Work instructions: Repeat all the records exactly, omitting pictures.

● ● ● ●

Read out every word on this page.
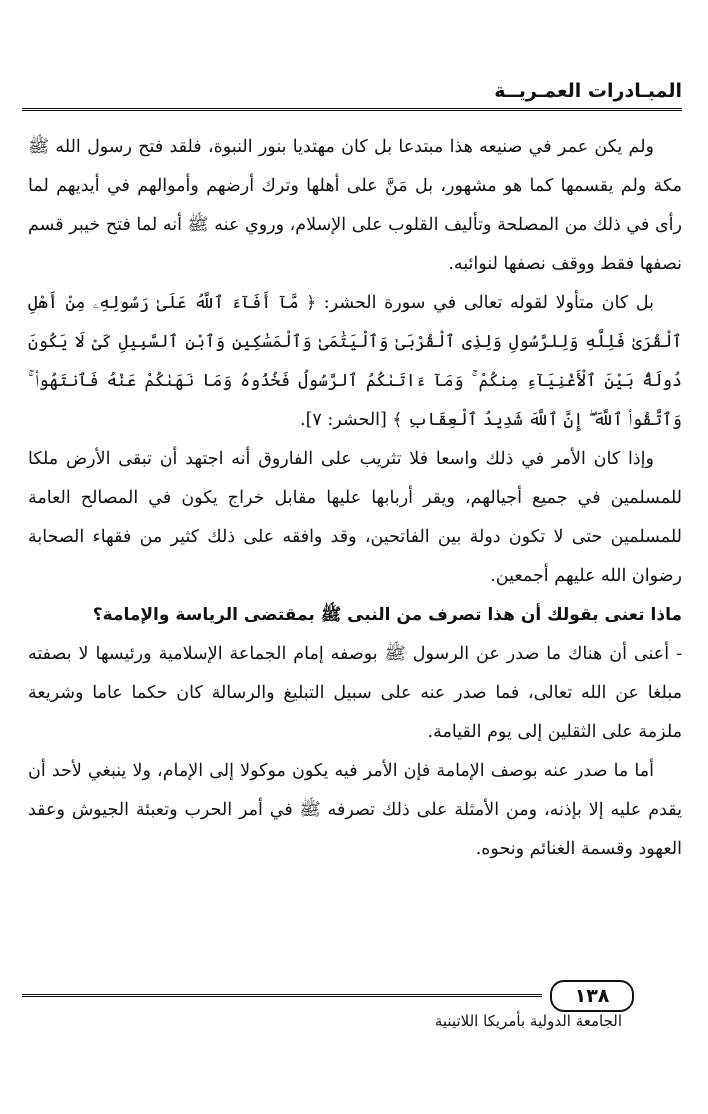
المبـادرات العمـريــة

ولم يكن عمر في صنيعه هذا مبتدعا بل كان مهتديا بنور النبوة، فلقد فتح رسول الله ﷺ مكة ولم يقسمها كما هو مشهور، بل مَنَّ على أهلها وترك أرضهم وأموالهم في أيديهم لما رأى في ذلك من المصلحة وتأليف القلوب على الإسلام، وروي عنه ﷺ أنه لما فتح خيبر قسم نصفها فقط ووقف نصفها لنوائبه.

بل كان متأولا لقوله تعالى في سورة الحشر: ﴿ مَّآ أَفَآءَ ٱللَّهُ عَلَىٰ رَسُولِهِۦ مِنْ أَهْلِ ٱلْقُرَىٰ فَلِلَّهِ وَلِلرَّسُولِ وَلِذِى ٱلْقُرْبَىٰ وَٱلْيَتَٰمَىٰ وَٱلْمَسَٰكِينِ وَٱبْنِ ٱلسَّبِيلِ كَىْ لَا يَكُونَ دُولَةًۢ بَيْنَ ٱلْأَغْنِيَآءِ مِنكُمْ ۚ وَمَآ ءَاتَىٰكُمُ ٱلرَّسُولُ فَخُذُوهُ وَمَا نَهَىٰكُمْ عَنْهُ فَٱنتَهُوا۟ ۚ وَٱتَّقُوا۟ ٱللَّهَ ۖ إِنَّ ٱللَّهَ شَدِيدُ ٱلْعِقَابِ ﴾ [الحشر: ٧].

وإذا كان الأمر في ذلك واسعا فلا تثريب على الفاروق أنه اجتهد أن تبقى الأرض ملكا للمسلمين في جميع أجيالهم، ويقر أربابها عليها مقابل خراج يكون في المصالح العامة للمسلمين حتى لا تكون دولة بين الفاتحين، وقد وافقه على ذلك كثير من فقهاء الصحابة رضوان الله عليهم أجمعين.

ماذا تعنى بقولك أن هذا تصرف من النبى ﷺ بمقتضى الرياسة والإمامة؟

- أعنى أن هناك ما صدر عن الرسول ﷺ بوصفه إمام الجماعة الإسلامية ورئيسها لا بصفته مبلغا عن الله تعالى، فما صدر عنه على سبيل التبليغ والرسالة كان حكما عاما وشريعة ملزمة على الثقلين إلى يوم القيامة.

أما ما صدر عنه بوصف الإمامة فإن الأمر فيه يكون موكولا إلى الإمام، ولا ينبغي لأحد أن يقدم عليه إلا بإذنه، ومن الأمثلة على ذلك تصرفه ﷺ في أمر الحرب وتعبئة الجيوش وعقد العهود وقسمة الغنائم ونحوه.

١٣٨
الجامعة الدولية بأمريكا اللاتينية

● ● ● ●

Exercise answer:
Read out every word on this page.
المبـادرات العمـريــة

ولم يكن عمر في صنيعه هذا مبتدعا بل كان مهتديا بنور النبوة، فلقد فتح رسول الله ﷺ مكة ولم يقسمها كما هو مشهور، بل مَنَّ على أهلها وترك أرضهم وأموالهم في أيديهم لما رأى في ذلك من المصلحة وتأليف القلوب على الإسلام، وروي عنه ﷺ أنه لما فتح خيبر قسم نصفها فقط ووقف نصفها لنوائبه.

بل كان متأولا لقوله تعالى في سورة الحشر: ﴿ مَّآ أَفَآءَ ٱللَّهُ عَلَىٰ رَسُولِهِۦ مِنْ أَهْلِ ٱلْقُرَىٰ فَلِلَّهِ وَلِلرَّسُولِ وَلِذِى ٱلْقُرْبَىٰ وَٱلْيَتَٰمَىٰ وَٱلْمَسَٰكِينِ وَٱبْنِ ٱلسَّبِيلِ كَىْ لَا يَكُونَ دُولَةًۢ بَيْنَ ٱلْأَغْنِيَآءِ مِنكُمْ ۚ وَمَآ ءَاتَىٰكُمُ ٱلرَّسُولُ فَخُذُوهُ وَمَا نَهَىٰكُمْ عَنْهُ فَٱنتَهُوا۟ ۚ وَٱتَّقُوا۟ ٱللَّهَ ۖ إِنَّ ٱللَّهَ شَدِيدُ ٱلْعِقَابِ ﴾ [الحشر: ٧].

وإذا كان الأمر في ذلك واسعا فلا تثريب على الفاروق أنه اجتهد أن تبقى الأرض ملكا للمسلمين في جميع أجيالهم، ويقر أربابها عليها مقابل خراج يكون في المصالح العامة للمسلمين حتى لا تكون دولة بين الفاتحين، وقد وافقه على ذلك كثير من فقهاء الصحابة رضوان الله عليهم أجمعين.

ماذا تعنى بقولك أن هذا تصرف من النبى ﷺ بمقتضى الرياسة والإمامة؟

- أعنى أن هناك ما صدر عن الرسول ﷺ بوصفه إمام الجماعة الإسلامية ورئيسها لا بصفته مبلغا عن الله تعالى، فما صدر عنه على سبيل التبليغ والرسالة كان حكما عاما وشريعة ملزمة على الثقلين إلى يوم القيامة.

أما ما صدر عنه بوصف الإمامة فإن الأمر فيه يكون موكولا إلى الإمام، ولا ينبغي لأحد أن يقدم عليه إلا بإذنه، ومن الأمثلة على ذلك تصرفه ﷺ في أمر الحرب وتعبئة الجيوش وعقد العهود وقسمة الغنائم ونحوه.

١٣٨
الجامعة الدولية بأمريكا اللاتينية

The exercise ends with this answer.